DATA EXTRACT:
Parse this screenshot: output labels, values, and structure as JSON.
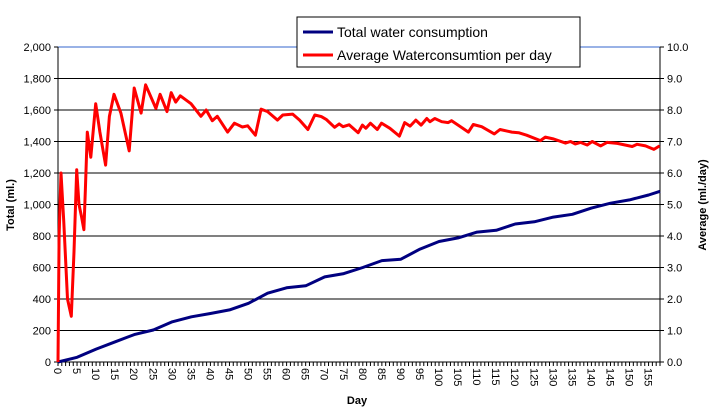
{
  "chart_data": {
    "type": "line",
    "xlabel": "Day",
    "ylabel_left": "Total (ml.)",
    "ylabel_right": "Average (ml./day)",
    "xlim": [
      0,
      158
    ],
    "ylim_left": [
      0,
      2000
    ],
    "ylim_right": [
      0,
      10
    ],
    "x_tick_labels": [
      "0",
      "5",
      "10",
      "15",
      "20",
      "25",
      "30",
      "35",
      "40",
      "45",
      "50",
      "55",
      "60",
      "65",
      "70",
      "75",
      "80",
      "85",
      "90",
      "95",
      "100",
      "105",
      "110",
      "115",
      "120",
      "125",
      "130",
      "135",
      "140",
      "145",
      "150",
      "155"
    ],
    "y_left_tick_labels": [
      "0",
      "200",
      "400",
      "600",
      "800",
      "1,000",
      "1,200",
      "1,400",
      "1,600",
      "1,800",
      "2,000"
    ],
    "y_right_tick_labels": [
      "0.0",
      "1.0",
      "2.0",
      "3.0",
      "4.0",
      "5.0",
      "6.0",
      "7.0",
      "8.0",
      "9.0",
      "10.0"
    ],
    "grid": true,
    "legend_position": "top",
    "series": [
      {
        "name": "Total water consumption",
        "axis": "left",
        "color": "#000080",
        "points": [
          [
            0,
            0
          ],
          [
            5,
            30
          ],
          [
            10,
            82
          ],
          [
            15,
            128
          ],
          [
            20,
            174
          ],
          [
            25,
            203
          ],
          [
            30,
            255
          ],
          [
            35,
            287
          ],
          [
            40,
            308
          ],
          [
            45,
            331
          ],
          [
            50,
            373
          ],
          [
            55,
            437
          ],
          [
            60,
            471
          ],
          [
            65,
            484
          ],
          [
            70,
            540
          ],
          [
            75,
            561
          ],
          [
            80,
            600
          ],
          [
            85,
            644
          ],
          [
            90,
            653
          ],
          [
            95,
            717
          ],
          [
            100,
            765
          ],
          [
            105,
            788
          ],
          [
            110,
            825
          ],
          [
            115,
            836
          ],
          [
            120,
            876
          ],
          [
            125,
            890
          ],
          [
            130,
            920
          ],
          [
            135,
            938
          ],
          [
            140,
            977
          ],
          [
            145,
            1008
          ],
          [
            150,
            1029
          ],
          [
            155,
            1060
          ],
          [
            158,
            1084
          ]
        ]
      },
      {
        "name": "Average Waterconsumtion per day",
        "axis": "right",
        "color": "#ff0000",
        "points": [
          [
            0,
            0
          ],
          [
            0.3,
            4
          ],
          [
            0.8,
            6.0
          ],
          [
            1.5,
            4.5
          ],
          [
            2.5,
            2.0
          ],
          [
            3.5,
            1.45
          ],
          [
            4.2,
            3.5
          ],
          [
            4.9,
            6.1
          ],
          [
            5.5,
            5.0
          ],
          [
            6.2,
            4.6
          ],
          [
            6.8,
            4.2
          ],
          [
            7.2,
            5.5
          ],
          [
            7.7,
            7.3
          ],
          [
            8.6,
            6.5
          ],
          [
            9.9,
            8.2
          ],
          [
            11,
            7.3
          ],
          [
            12.5,
            6.25
          ],
          [
            13.5,
            7.8
          ],
          [
            14.7,
            8.5
          ],
          [
            16.5,
            7.9
          ],
          [
            18.7,
            6.7
          ],
          [
            20,
            8.7
          ],
          [
            21.8,
            7.9
          ],
          [
            23,
            8.8
          ],
          [
            25.7,
            8.05
          ],
          [
            26.8,
            8.5
          ],
          [
            28.6,
            7.95
          ],
          [
            29.7,
            8.55
          ],
          [
            30.9,
            8.25
          ],
          [
            32.1,
            8.45
          ],
          [
            34.9,
            8.2
          ],
          [
            37.5,
            7.8
          ],
          [
            38.9,
            8.0
          ],
          [
            40.5,
            7.66
          ],
          [
            41.8,
            7.8
          ],
          [
            44.5,
            7.3
          ],
          [
            46.3,
            7.58
          ],
          [
            48.4,
            7.46
          ],
          [
            49.8,
            7.5
          ],
          [
            51.8,
            7.2
          ],
          [
            53.3,
            8.03
          ],
          [
            55,
            7.95
          ],
          [
            57.6,
            7.68
          ],
          [
            59,
            7.84
          ],
          [
            61.6,
            7.87
          ],
          [
            63.4,
            7.68
          ],
          [
            65.6,
            7.38
          ],
          [
            67.4,
            7.84
          ],
          [
            69.1,
            7.79
          ],
          [
            70.4,
            7.7
          ],
          [
            72.6,
            7.45
          ],
          [
            73.8,
            7.56
          ],
          [
            74.8,
            7.47
          ],
          [
            76.4,
            7.53
          ],
          [
            78.8,
            7.28
          ],
          [
            79.9,
            7.52
          ],
          [
            80.8,
            7.42
          ],
          [
            82,
            7.58
          ],
          [
            83.8,
            7.38
          ],
          [
            84.9,
            7.58
          ],
          [
            87.1,
            7.42
          ],
          [
            89.6,
            7.17
          ],
          [
            91,
            7.6
          ],
          [
            92.4,
            7.49
          ],
          [
            93.9,
            7.68
          ],
          [
            95.3,
            7.52
          ],
          [
            96.8,
            7.73
          ],
          [
            97.6,
            7.63
          ],
          [
            98.9,
            7.73
          ],
          [
            100.7,
            7.63
          ],
          [
            102.4,
            7.6
          ],
          [
            103.3,
            7.66
          ],
          [
            107.7,
            7.3
          ],
          [
            109,
            7.54
          ],
          [
            111.2,
            7.47
          ],
          [
            114.5,
            7.24
          ],
          [
            116,
            7.38
          ],
          [
            119.1,
            7.3
          ],
          [
            120.9,
            7.28
          ],
          [
            123,
            7.2
          ],
          [
            126.6,
            7.03
          ],
          [
            127.9,
            7.14
          ],
          [
            130.1,
            7.08
          ],
          [
            133.2,
            6.95
          ],
          [
            134.5,
            7.0
          ],
          [
            135.8,
            6.92
          ],
          [
            137.1,
            6.97
          ],
          [
            138.9,
            6.89
          ],
          [
            140.2,
            7.0
          ],
          [
            142.4,
            6.86
          ],
          [
            144.1,
            6.97
          ],
          [
            146.8,
            6.94
          ],
          [
            150.7,
            6.84
          ],
          [
            152,
            6.91
          ],
          [
            154.2,
            6.86
          ],
          [
            156.4,
            6.75
          ],
          [
            157.9,
            6.86
          ]
        ]
      }
    ]
  }
}
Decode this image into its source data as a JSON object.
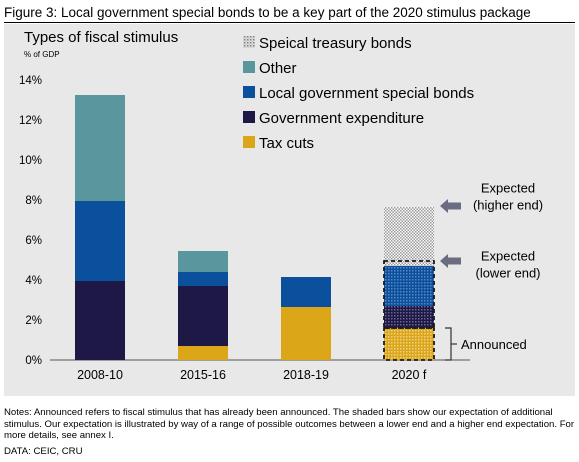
{
  "figure": {
    "title": "Figure 3: Local government special bonds to be a key part of the 2020 stimulus package",
    "notes": "Notes: Announced refers to fiscal stimulus that has already been announced. The shaded bars show our expectation of additional stimulus. Our expectation is illustrated by way of a range of possible outcomes between a lower end and a higher end expectation. For more details, see annex I.",
    "source": "DATA: CEIC, CRU"
  },
  "chart_data": {
    "type": "bar",
    "stacked": true,
    "title": "Types of fiscal stimulus",
    "ylabel": "% of GDP",
    "ylim": [
      0,
      14
    ],
    "yticks": [
      "0%",
      "2%",
      "4%",
      "6%",
      "8%",
      "10%",
      "12%",
      "14%"
    ],
    "grid": false,
    "legend_position": "top-right",
    "categories": [
      "2008-10",
      "2015-16",
      "2018-19",
      "2020 f"
    ],
    "series": [
      {
        "name": "Tax cuts",
        "color": "#dba719",
        "values": [
          0,
          0.7,
          2.65,
          1.6
        ]
      },
      {
        "name": "Government expenditure",
        "color": "#1e1846",
        "values": [
          3.95,
          3.0,
          0,
          1.1
        ]
      },
      {
        "name": "Local government special bonds",
        "color": "#0b509c",
        "values": [
          4.0,
          0.7,
          1.5,
          2.0
        ]
      },
      {
        "name": "Other",
        "color": "#5a969e",
        "values": [
          5.3,
          1.05,
          0,
          0
        ]
      },
      {
        "name": "Speical treasury bonds",
        "color": "#b0b0b0",
        "values": [
          0,
          0,
          0,
          2.95
        ]
      }
    ],
    "annotations": [
      {
        "text": [
          "Expected",
          "(higher end)"
        ],
        "value": 7.7,
        "marker": "arrow"
      },
      {
        "text": [
          "Expected",
          "(lower end)"
        ],
        "value": 4.95,
        "marker": "arrow"
      },
      {
        "text": [
          "Announced"
        ],
        "range": [
          0,
          1.6
        ],
        "marker": "bracket"
      }
    ]
  }
}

STATED PROBLEM: Search the data above for the string "Average" and copy each line that has it.

OUTPUT FOR THIS EXERCISE:
    "ylabel_right": "Average (ml./day)",
        "name": "Average Waterconsumtion per day",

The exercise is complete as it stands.